= What is required =
Nothing should be left out: output all of the entries exactly.

(Data records)

--------------------

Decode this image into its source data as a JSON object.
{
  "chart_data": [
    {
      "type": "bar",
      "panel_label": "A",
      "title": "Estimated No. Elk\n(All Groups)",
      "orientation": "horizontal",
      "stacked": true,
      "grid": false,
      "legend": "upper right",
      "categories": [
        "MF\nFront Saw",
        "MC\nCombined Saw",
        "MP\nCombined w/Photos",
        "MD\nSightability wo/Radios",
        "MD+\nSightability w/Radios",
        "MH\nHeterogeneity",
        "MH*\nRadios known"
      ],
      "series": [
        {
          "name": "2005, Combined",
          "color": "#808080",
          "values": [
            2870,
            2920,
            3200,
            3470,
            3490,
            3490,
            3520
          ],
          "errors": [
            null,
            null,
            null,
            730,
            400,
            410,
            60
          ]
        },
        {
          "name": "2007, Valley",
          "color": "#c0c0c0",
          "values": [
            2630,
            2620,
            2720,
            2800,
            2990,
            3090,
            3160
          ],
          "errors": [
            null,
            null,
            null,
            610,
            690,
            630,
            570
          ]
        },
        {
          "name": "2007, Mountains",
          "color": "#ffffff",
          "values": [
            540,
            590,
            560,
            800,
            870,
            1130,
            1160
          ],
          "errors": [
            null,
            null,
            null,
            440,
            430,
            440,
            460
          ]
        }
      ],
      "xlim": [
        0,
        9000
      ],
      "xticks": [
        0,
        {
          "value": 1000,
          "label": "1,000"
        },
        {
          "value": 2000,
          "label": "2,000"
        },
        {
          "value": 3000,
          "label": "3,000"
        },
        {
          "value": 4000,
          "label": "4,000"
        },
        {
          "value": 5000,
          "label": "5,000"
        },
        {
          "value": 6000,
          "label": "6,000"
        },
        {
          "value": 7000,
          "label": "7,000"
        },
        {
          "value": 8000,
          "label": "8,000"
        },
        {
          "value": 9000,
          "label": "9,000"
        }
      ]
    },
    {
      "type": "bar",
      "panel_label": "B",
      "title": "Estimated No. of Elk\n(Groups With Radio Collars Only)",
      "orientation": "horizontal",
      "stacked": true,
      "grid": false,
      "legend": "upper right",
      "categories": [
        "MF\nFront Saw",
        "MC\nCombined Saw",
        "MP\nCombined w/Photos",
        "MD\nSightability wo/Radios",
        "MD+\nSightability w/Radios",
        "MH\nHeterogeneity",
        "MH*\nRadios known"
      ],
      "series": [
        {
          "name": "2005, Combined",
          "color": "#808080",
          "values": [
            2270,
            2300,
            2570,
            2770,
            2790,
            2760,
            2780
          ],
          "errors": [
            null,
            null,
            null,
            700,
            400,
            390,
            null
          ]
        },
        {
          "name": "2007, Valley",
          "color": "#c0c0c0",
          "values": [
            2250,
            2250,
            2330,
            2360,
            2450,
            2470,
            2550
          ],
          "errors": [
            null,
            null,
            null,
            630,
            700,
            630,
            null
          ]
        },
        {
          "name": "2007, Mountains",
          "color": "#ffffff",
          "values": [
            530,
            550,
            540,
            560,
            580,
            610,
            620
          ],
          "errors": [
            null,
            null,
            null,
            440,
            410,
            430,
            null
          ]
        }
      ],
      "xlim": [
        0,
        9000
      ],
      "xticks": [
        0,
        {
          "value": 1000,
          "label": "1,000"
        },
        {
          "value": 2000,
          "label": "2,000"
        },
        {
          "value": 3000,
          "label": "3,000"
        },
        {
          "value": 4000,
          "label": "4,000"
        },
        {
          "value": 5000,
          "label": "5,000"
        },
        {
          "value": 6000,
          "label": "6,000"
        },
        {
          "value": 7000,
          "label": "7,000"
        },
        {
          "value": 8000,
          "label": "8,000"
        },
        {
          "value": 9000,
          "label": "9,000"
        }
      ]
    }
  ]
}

--------------------

= Response to the task =
Decode this image into its source data as a JSON object.
{
  "chart_data": [
    {
      "type": "bar",
      "panel_label": "A",
      "title": "Estimated No. Elk\n(All Groups)",
      "orientation": "horizontal",
      "stacked": true,
      "grid": false,
      "legend": "upper right",
      "categories": [
        "MF\nFront Saw",
        "MC\nCombined Saw",
        "MP\nCombined w/Photos",
        "MD\nSightability wo/Radios",
        "MD+\nSightability w/Radios",
        "MH\nHeterogeneity",
        "MH*\nRadios known"
      ],
      "series": [
        {
          "name": "2005, Combined",
          "color": "#808080",
          "values": [
            2870,
            2920,
            3200,
            3470,
            3490,
            3490,
            3520
          ],
          "errors": [
            null,
            null,
            null,
            730,
            400,
            410,
            60
          ]
        },
        {
          "name": "2007, Valley",
          "color": "#c0c0c0",
          "values": [
            2630,
            2620,
            2720,
            2800,
            2990,
            3090,
            3160
          ],
          "errors": [
            null,
            null,
            null,
            610,
            690,
            630,
            570
          ]
        },
        {
          "name": "2007, Mountains",
          "color": "#ffffff",
          "values": [
            540,
            590,
            560,
            800,
            870,
            1130,
            1160
          ],
          "errors": [
            null,
            null,
            null,
            440,
            430,
            440,
            460
          ]
        }
      ],
      "xlim": [
        0,
        9000
      ],
      "xticks": [
        0,
        {
          "value": 1000,
          "label": "1,000"
        },
        {
          "value": 2000,
          "label": "2,000"
        },
        {
          "value": 3000,
          "label": "3,000"
        },
        {
          "value": 4000,
          "label": "4,000"
        },
        {
          "value": 5000,
          "label": "5,000"
        },
        {
          "value": 6000,
          "label": "6,000"
        },
        {
          "value": 7000,
          "label": "7,000"
        },
        {
          "value": 8000,
          "label": "8,000"
        },
        {
          "value": 9000,
          "label": "9,000"
        }
      ]
    },
    {
      "type": "bar",
      "panel_label": "B",
      "title": "Estimated No. of Elk\n(Groups With Radio Collars Only)",
      "orientation": "horizontal",
      "stacked": true,
      "grid": false,
      "legend": "upper right",
      "categories": [
        "MF\nFront Saw",
        "MC\nCombined Saw",
        "MP\nCombined w/Photos",
        "MD\nSightability wo/Radios",
        "MD+\nSightability w/Radios",
        "MH\nHeterogeneity",
        "MH*\nRadios known"
      ],
      "series": [
        {
          "name": "2005, Combined",
          "color": "#808080",
          "values": [
            2270,
            2300,
            2570,
            2770,
            2790,
            2760,
            2780
          ],
          "errors": [
            null,
            null,
            null,
            700,
            400,
            390,
            null
          ]
        },
        {
          "name": "2007, Valley",
          "color": "#c0c0c0",
          "values": [
            2250,
            2250,
            2330,
            2360,
            2450,
            2470,
            2550
          ],
          "errors": [
            null,
            null,
            null,
            630,
            700,
            630,
            null
          ]
        },
        {
          "name": "2007, Mountains",
          "color": "#ffffff",
          "values": [
            530,
            550,
            540,
            560,
            580,
            610,
            620
          ],
          "errors": [
            null,
            null,
            null,
            440,
            410,
            430,
            null
          ]
        }
      ],
      "xlim": [
        0,
        9000
      ],
      "xticks": [
        0,
        {
          "value": 1000,
          "label": "1,000"
        },
        {
          "value": 2000,
          "label": "2,000"
        },
        {
          "value": 3000,
          "label": "3,000"
        },
        {
          "value": 4000,
          "label": "4,000"
        },
        {
          "value": 5000,
          "label": "5,000"
        },
        {
          "value": 6000,
          "label": "6,000"
        },
        {
          "value": 7000,
          "label": "7,000"
        },
        {
          "value": 8000,
          "label": "8,000"
        },
        {
          "value": 9000,
          "label": "9,000"
        }
      ]
    }
  ]
}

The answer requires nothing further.